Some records
* START *

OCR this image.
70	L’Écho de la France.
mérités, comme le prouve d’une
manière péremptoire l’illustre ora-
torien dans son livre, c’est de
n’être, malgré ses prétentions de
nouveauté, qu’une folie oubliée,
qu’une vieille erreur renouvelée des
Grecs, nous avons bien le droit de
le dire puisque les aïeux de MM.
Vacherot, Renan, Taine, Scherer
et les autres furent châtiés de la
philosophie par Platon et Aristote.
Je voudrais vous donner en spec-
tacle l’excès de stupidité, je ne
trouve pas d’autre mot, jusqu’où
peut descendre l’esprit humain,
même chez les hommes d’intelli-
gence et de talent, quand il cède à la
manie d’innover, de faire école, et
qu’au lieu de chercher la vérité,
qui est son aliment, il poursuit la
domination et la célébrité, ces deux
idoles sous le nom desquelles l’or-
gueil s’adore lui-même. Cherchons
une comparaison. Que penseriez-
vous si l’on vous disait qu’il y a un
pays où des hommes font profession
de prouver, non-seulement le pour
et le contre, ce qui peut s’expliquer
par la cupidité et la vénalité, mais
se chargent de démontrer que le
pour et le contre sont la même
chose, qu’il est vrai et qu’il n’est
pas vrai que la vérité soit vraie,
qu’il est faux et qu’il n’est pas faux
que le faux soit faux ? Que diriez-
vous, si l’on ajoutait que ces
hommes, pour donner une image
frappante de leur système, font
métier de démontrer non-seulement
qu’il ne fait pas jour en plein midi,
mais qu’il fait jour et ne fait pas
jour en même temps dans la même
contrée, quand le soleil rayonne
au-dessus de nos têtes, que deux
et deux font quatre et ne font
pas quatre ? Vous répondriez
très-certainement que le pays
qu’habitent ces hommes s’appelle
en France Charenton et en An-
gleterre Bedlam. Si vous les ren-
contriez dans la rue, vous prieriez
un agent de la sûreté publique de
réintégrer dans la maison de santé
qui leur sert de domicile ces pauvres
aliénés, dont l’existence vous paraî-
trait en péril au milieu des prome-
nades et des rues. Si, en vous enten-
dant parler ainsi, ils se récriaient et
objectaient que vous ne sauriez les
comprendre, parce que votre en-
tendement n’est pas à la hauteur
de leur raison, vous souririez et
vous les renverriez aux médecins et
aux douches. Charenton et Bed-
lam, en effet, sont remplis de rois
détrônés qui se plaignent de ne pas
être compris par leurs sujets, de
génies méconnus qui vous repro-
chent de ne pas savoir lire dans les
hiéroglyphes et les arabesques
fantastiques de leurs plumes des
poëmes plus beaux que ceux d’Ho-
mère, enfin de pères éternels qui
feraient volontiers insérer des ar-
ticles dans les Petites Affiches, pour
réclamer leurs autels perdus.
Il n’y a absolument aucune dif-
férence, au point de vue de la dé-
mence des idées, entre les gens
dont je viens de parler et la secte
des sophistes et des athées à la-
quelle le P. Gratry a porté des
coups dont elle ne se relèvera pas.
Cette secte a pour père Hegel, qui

* END *

Work to complete
Count the lines in which the string "Charenton" appears, then report only that figure.

Full solution
2